## start DATA FOR THE TASK
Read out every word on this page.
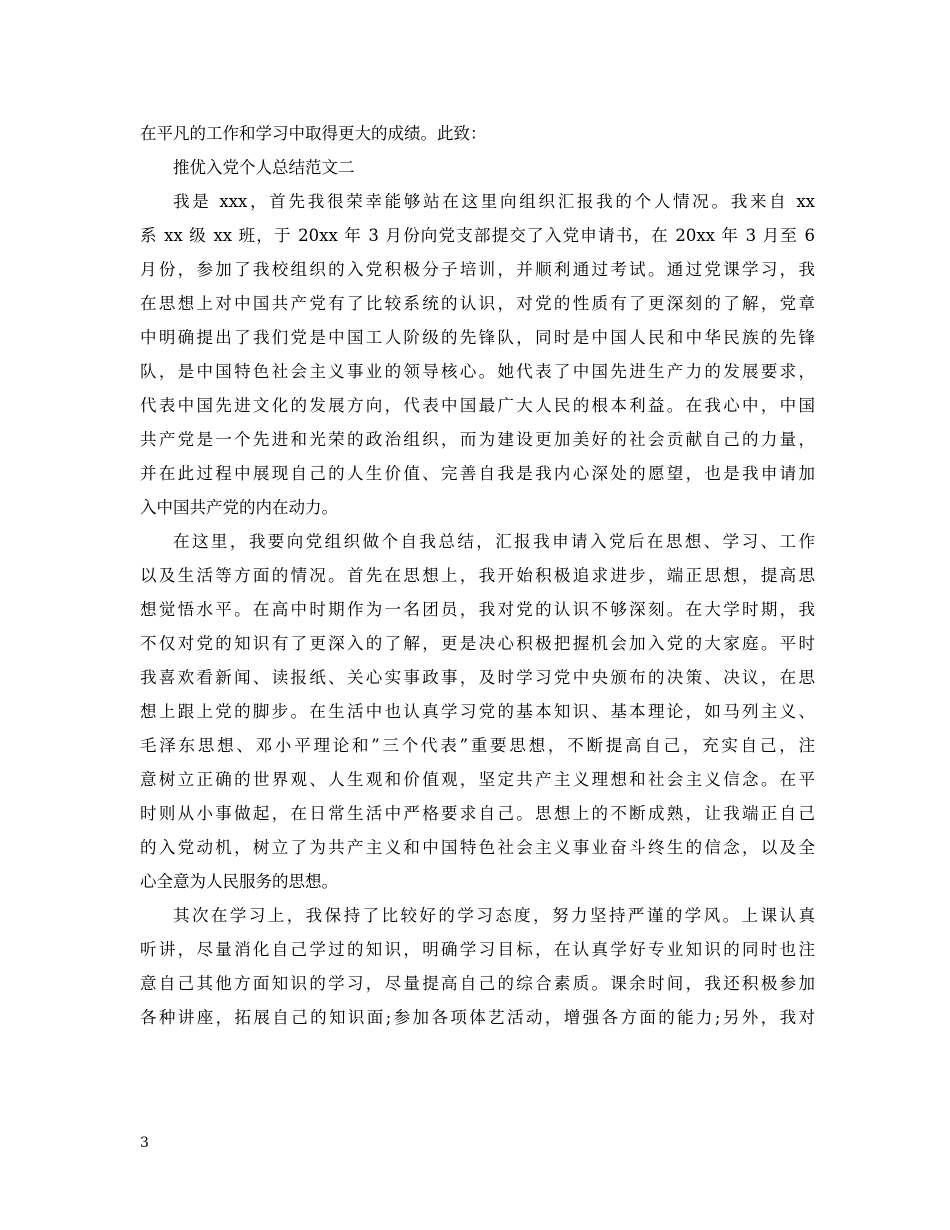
在平凡的工作和学习中取得更大的成绩。此致：
推优入党个人总结范文二
我是 xxx，首先我很荣幸能够站在这里向组织汇报我的个人情况。我来自 xx
系 xx 级 xx 班，于 20xx 年 3 月份向党支部提交了入党申请书，在 20xx 年 3 月至 6
月份，参加了我校组织的入党积极分子培训，并顺利通过考试。通过党课学习，我
在思想上对中国共产党有了比较系统的认识，对党的性质有了更深刻的了解，党章
中明确提出了我们党是中国工人阶级的先锋队，同时是中国人民和中华民族的先锋
队，是中国特色社会主义事业的领导核心。她代表了中国先进生产力的发展要求，
代表中国先进文化的发展方向，代表中国最广大人民的根本利益。在我心中，中国
共产党是一个先进和光荣的政治组织，而为建设更加美好的社会贡献自己的力量，
并在此过程中展现自己的人生价值、完善自我是我内心深处的愿望，也是我申请加
入中国共产党的内在动力。
在这里，我要向党组织做个自我总结，汇报我申请入党后在思想、学习、工作
以及生活等方面的情况。首先在思想上，我开始积极追求进步，端正思想，提高思
想觉悟水平。在高中时期作为一名团员，我对党的认识不够深刻。在大学时期，我
不仅对党的知识有了更深入的了解，更是决心积极把握机会加入党的大家庭。平时
我喜欢看新闻、读报纸、关心实事政事，及时学习党中央颁布的决策、决议，在思
想上跟上党的脚步。在生活中也认真学习党的基本知识、基本理论，如马列主义、
毛泽东思想、邓小平理论和”三个代表”重要思想，不断提高自己，充实自己，注
意树立正确的世界观、人生观和价值观，坚定共产主义理想和社会主义信念。在平
时则从小事做起，在日常生活中严格要求自己。思想上的不断成熟，让我端正自己
的入党动机，树立了为共产主义和中国特色社会主义事业奋斗终生的信念，以及全
心全意为人民服务的思想。
其次在学习上，我保持了比较好的学习态度，努力坚持严谨的学风。上课认真
听讲，尽量消化自己学过的知识，明确学习目标，在认真学好专业知识的同时也注
意自己其他方面知识的学习，尽量提高自己的综合素质。课余时间，我还积极参加
各种讲座，拓展自己的知识面;参加各项体艺活动，增强各方面的能力;另外，我对
3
## end DATA FOR THE TASK
▸ **CHALLENGE**
Take the listing above and restate it word for word, without its pictures.

▸ **RESPONSE TO THE TASK**
Read out every word on this page.
在平凡的工作和学习中取得更大的成绩。此致：
推优入党个人总结范文二
我是 xxx，首先我很荣幸能够站在这里向组织汇报我的个人情况。我来自 xx
系 xx 级 xx 班，于 20xx 年 3 月份向党支部提交了入党申请书，在 20xx 年 3 月至 6
月份，参加了我校组织的入党积极分子培训，并顺利通过考试。通过党课学习，我
在思想上对中国共产党有了比较系统的认识，对党的性质有了更深刻的了解，党章
中明确提出了我们党是中国工人阶级的先锋队，同时是中国人民和中华民族的先锋
队，是中国特色社会主义事业的领导核心。她代表了中国先进生产力的发展要求，
代表中国先进文化的发展方向，代表中国最广大人民的根本利益。在我心中，中国
共产党是一个先进和光荣的政治组织，而为建设更加美好的社会贡献自己的力量，
并在此过程中展现自己的人生价值、完善自我是我内心深处的愿望，也是我申请加
入中国共产党的内在动力。
在这里，我要向党组织做个自我总结，汇报我申请入党后在思想、学习、工作
以及生活等方面的情况。首先在思想上，我开始积极追求进步，端正思想，提高思
想觉悟水平。在高中时期作为一名团员，我对党的认识不够深刻。在大学时期，我
不仅对党的知识有了更深入的了解，更是决心积极把握机会加入党的大家庭。平时
我喜欢看新闻、读报纸、关心实事政事，及时学习党中央颁布的决策、决议，在思
想上跟上党的脚步。在生活中也认真学习党的基本知识、基本理论，如马列主义、
毛泽东思想、邓小平理论和”三个代表”重要思想，不断提高自己，充实自己，注
意树立正确的世界观、人生观和价值观，坚定共产主义理想和社会主义信念。在平
时则从小事做起，在日常生活中严格要求自己。思想上的不断成熟，让我端正自己
的入党动机，树立了为共产主义和中国特色社会主义事业奋斗终生的信念，以及全
心全意为人民服务的思想。
其次在学习上，我保持了比较好的学习态度，努力坚持严谨的学风。上课认真
听讲，尽量消化自己学过的知识，明确学习目标，在认真学好专业知识的同时也注
意自己其他方面知识的学习，尽量提高自己的综合素质。课余时间，我还积极参加
各种讲座，拓展自己的知识面;参加各项体艺活动，增强各方面的能力;另外，我对
3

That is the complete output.